TASK TO COMPLETE:
Write out each line beneath this one exactly as it reads.

SUPPLIED DATA:

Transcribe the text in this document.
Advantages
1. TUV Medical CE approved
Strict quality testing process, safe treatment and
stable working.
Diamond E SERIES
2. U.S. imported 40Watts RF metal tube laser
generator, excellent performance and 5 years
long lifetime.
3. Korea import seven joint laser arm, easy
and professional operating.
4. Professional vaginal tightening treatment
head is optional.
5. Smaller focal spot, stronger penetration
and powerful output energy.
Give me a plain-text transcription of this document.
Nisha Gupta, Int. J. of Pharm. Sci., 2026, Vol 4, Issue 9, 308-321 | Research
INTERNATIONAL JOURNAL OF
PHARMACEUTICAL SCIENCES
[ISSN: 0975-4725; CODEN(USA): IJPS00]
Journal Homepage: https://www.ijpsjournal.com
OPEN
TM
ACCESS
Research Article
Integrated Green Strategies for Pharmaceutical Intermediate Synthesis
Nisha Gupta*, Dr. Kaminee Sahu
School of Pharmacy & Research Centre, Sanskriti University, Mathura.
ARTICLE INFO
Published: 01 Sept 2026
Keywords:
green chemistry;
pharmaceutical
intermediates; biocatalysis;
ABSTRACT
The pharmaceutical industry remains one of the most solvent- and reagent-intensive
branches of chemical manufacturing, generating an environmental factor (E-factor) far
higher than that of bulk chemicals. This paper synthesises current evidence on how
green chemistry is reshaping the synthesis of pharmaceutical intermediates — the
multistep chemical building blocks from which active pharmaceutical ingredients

TASK OUTPUT:
Transcribe the text in this document.
Advantages
1. TUV Medical CE approved
Strict quality testing process, safe treatment and
stable working.
Diamond E SERIES
2. U.S. imported 40Watts RF metal tube laser
generator, excellent performance and 5 years
long lifetime.
3. Korea import seven joint laser arm, easy
and professional operating.
4. Professional vaginal tightening treatment
head is optional.
5. Smaller focal spot, stronger penetration
and powerful output energy.
Give me a plain-text transcription of this document.
Nisha Gupta, Int. J. of Pharm. Sci., 2026, Vol 4, Issue 9, 308-321 | Research
INTERNATIONAL JOURNAL OF
PHARMACEUTICAL SCIENCES
[ISSN: 0975-4725; CODEN(USA): IJPS00]
Journal Homepage: https://www.ijpsjournal.com
OPEN
TM
ACCESS
Research Article
Integrated Green Strategies for Pharmaceutical Intermediate Synthesis
Nisha Gupta*, Dr. Kaminee Sahu
School of Pharmacy & Research Centre, Sanskriti University, Mathura.
ARTICLE INFO
Published: 01 Sept 2026
Keywords:
green chemistry;
pharmaceutical
intermediates; biocatalysis;
ABSTRACT
The pharmaceutical industry remains one of the most solvent- and reagent-intensive
branches of chemical manufacturing, generating an environmental factor (E-factor) far
higher than that of bulk chemicals. This paper synthesises current evidence on how
green chemistry is reshaping the synthesis of pharmaceutical intermediates — the
multistep chemical building blocks from which active pharmaceutical ingredients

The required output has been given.